• [Exercise goal]: Pick out and copy each line in the material below that contains the word "территорий", matching case exactly.

• [Task data]:
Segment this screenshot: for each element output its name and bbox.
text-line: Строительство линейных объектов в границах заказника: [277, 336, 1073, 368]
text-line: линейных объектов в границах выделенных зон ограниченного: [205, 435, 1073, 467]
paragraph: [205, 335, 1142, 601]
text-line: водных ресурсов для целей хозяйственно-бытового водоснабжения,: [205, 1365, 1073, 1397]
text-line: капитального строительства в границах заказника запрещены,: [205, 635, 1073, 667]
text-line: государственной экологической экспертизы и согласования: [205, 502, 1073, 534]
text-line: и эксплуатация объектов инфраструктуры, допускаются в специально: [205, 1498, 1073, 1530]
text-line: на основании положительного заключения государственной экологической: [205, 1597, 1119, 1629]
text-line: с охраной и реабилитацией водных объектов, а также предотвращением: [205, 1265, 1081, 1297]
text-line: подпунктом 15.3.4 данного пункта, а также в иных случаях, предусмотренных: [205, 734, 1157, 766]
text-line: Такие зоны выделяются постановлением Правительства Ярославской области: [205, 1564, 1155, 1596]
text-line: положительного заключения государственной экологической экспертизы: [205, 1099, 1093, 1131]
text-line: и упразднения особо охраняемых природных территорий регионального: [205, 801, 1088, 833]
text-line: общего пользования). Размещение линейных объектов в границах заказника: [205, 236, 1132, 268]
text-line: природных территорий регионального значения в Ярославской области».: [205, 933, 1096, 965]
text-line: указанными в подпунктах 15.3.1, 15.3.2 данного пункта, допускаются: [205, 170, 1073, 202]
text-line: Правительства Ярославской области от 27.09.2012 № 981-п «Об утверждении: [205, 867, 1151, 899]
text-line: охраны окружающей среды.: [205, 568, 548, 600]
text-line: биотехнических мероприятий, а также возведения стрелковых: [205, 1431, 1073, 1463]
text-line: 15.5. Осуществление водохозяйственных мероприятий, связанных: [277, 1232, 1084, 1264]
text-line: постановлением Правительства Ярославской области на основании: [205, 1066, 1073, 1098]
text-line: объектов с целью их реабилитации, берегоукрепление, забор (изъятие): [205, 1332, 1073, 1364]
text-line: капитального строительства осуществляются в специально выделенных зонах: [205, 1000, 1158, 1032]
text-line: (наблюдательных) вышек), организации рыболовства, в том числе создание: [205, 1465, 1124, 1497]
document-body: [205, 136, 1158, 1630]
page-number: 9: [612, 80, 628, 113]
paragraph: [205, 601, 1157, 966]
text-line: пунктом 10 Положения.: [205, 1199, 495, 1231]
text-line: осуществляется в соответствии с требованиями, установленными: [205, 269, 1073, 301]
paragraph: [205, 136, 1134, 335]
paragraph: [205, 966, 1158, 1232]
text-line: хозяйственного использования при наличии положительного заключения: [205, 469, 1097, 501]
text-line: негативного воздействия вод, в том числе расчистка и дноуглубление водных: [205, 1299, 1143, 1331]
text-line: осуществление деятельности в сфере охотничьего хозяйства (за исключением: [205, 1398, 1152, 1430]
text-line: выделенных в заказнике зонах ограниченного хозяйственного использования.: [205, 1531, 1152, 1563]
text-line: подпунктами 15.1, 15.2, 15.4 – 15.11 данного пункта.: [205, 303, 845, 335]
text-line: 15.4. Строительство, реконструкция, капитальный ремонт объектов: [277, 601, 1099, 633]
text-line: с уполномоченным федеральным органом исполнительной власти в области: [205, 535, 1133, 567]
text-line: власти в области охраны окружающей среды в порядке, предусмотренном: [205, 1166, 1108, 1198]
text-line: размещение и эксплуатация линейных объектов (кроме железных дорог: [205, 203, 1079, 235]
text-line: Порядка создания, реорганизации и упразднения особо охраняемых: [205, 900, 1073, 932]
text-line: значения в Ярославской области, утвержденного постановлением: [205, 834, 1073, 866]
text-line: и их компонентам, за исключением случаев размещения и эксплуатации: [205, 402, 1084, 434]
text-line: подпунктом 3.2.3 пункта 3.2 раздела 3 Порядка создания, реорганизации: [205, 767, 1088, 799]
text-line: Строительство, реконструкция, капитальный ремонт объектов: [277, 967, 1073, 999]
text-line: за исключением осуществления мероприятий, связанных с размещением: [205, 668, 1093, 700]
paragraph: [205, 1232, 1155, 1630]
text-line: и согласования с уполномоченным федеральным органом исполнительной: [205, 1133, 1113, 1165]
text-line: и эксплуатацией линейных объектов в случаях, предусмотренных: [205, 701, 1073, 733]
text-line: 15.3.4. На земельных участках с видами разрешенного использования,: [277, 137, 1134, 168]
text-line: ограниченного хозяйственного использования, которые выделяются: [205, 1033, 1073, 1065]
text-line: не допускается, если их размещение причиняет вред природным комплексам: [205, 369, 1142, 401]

• [Solution for this exercise]:
text-line: и упразднения особо охраняемых природных территорий регионального: [205, 801, 1088, 833]
text-line: природных территорий регионального значения в Ярославской области».: [205, 933, 1096, 965]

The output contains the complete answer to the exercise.